═══ Record set ═══

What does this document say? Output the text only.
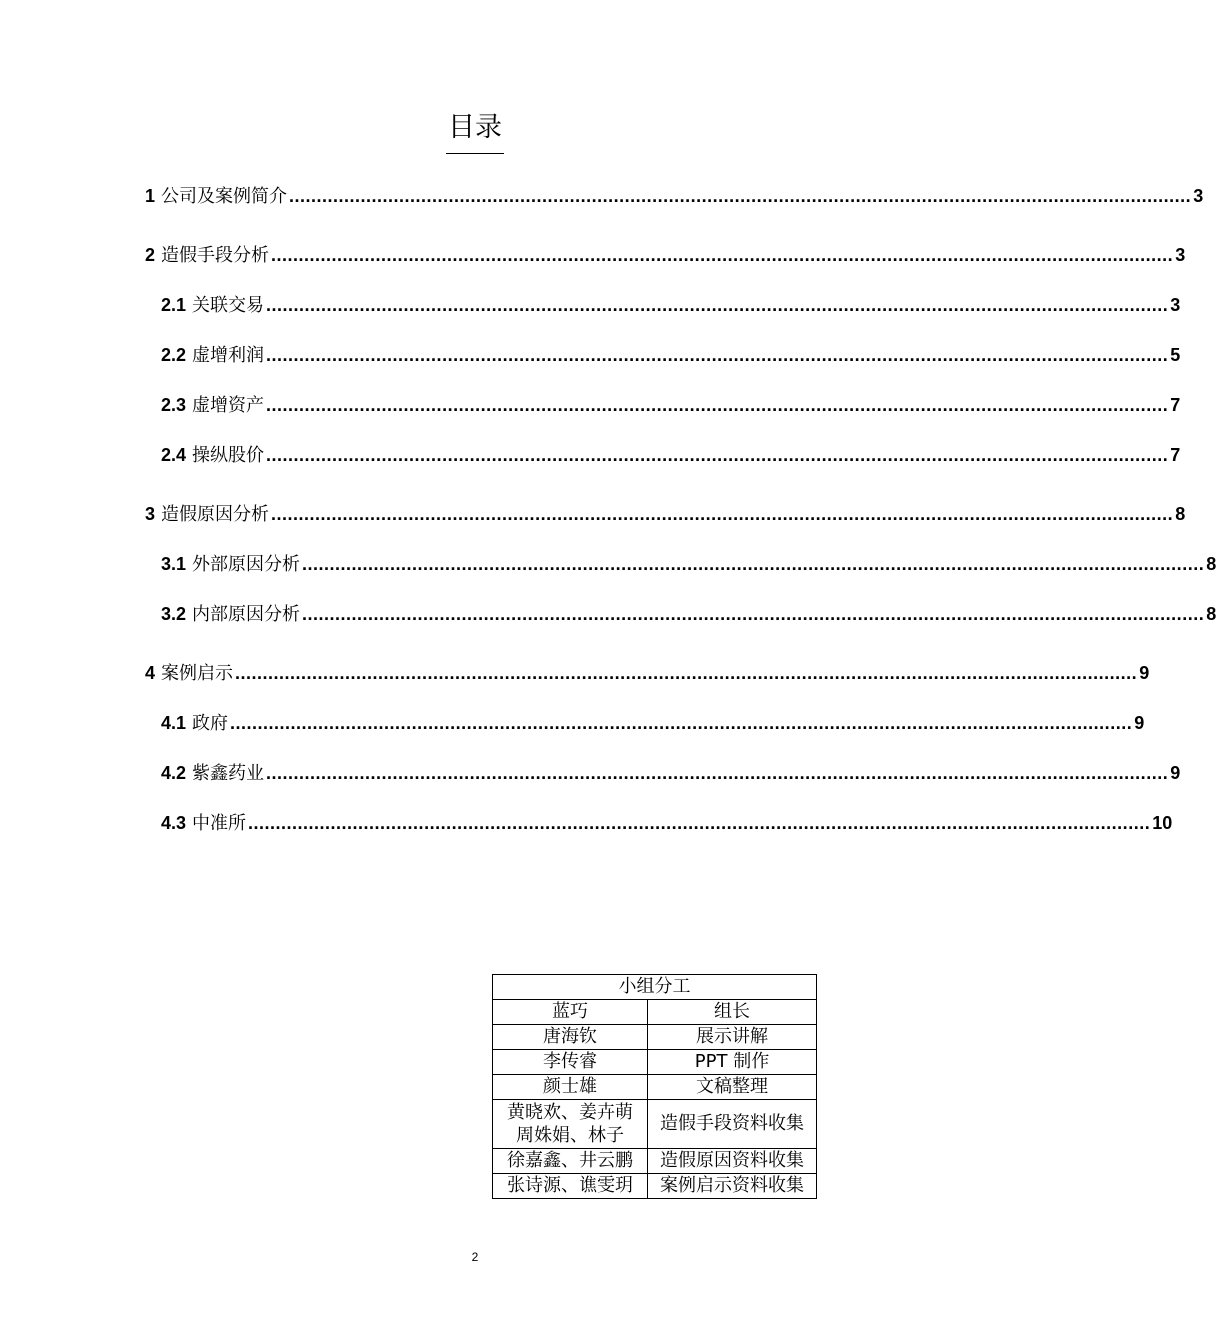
目录
1 公司及案例简介 .................................................................................................................................................................... 3
2 造假手段分析 .................................................................................................................................................................... 3
2.1 关联交易 .................................................................................................................................................................... 3
2.2 虚增利润 .................................................................................................................................................................... 5
2.3 虚增资产 .................................................................................................................................................................... 7
2.4 操纵股价 .................................................................................................................................................................... 7
3 造假原因分析 .................................................................................................................................................................... 8
3.1 外部原因分析 .................................................................................................................................................................... 8
3.2 内部原因分析 .................................................................................................................................................................... 8
4 案例启示 .................................................................................................................................................................... 9
4.1 政府 .................................................................................................................................................................... 9
4.2 紫鑫药业 .................................................................................................................................................................... 9
4.3 中准所 .................................................................................................................................................................... 10
小组分工	
蓝巧	组长
唐海钦	展示讲解
李传睿	PPT 制作
颜士雄	文稿整理

黄晓欢、姜卉萌
周姝娟、林子	造假手段资料收集
徐嘉鑫、井云鹏	造假原因资料收集
张诗源、谯雯玥	案例启示资料收集
2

═══

Give an exact reproduction of every line, leaving out any picture.

What does this document say? Output the text only.
目录
1 公司及案例简介 .................................................................................................................................................................... 3
2 造假手段分析 .................................................................................................................................................................... 3
2.1 关联交易 .................................................................................................................................................................... 3
2.2 虚增利润 .................................................................................................................................................................... 5
2.3 虚增资产 .................................................................................................................................................................... 7
2.4 操纵股价 .................................................................................................................................................................... 7
3 造假原因分析 .................................................................................................................................................................... 8
3.1 外部原因分析 .................................................................................................................................................................... 8
3.2 内部原因分析 .................................................................................................................................................................... 8
4 案例启示 .................................................................................................................................................................... 9
4.1 政府 .................................................................................................................................................................... 9
4.2 紫鑫药业 .................................................................................................................................................................... 9
4.3 中准所 .................................................................................................................................................................... 10
小组分工	
蓝巧	组长
唐海钦	展示讲解
李传睿	PPT 制作
颜士雄	文稿整理

黄晓欢、姜卉萌
周姝娟、林子	造假手段资料收集
徐嘉鑫、井云鹏	造假原因资料收集
张诗源、谯雯玥	案例启示资料收集
2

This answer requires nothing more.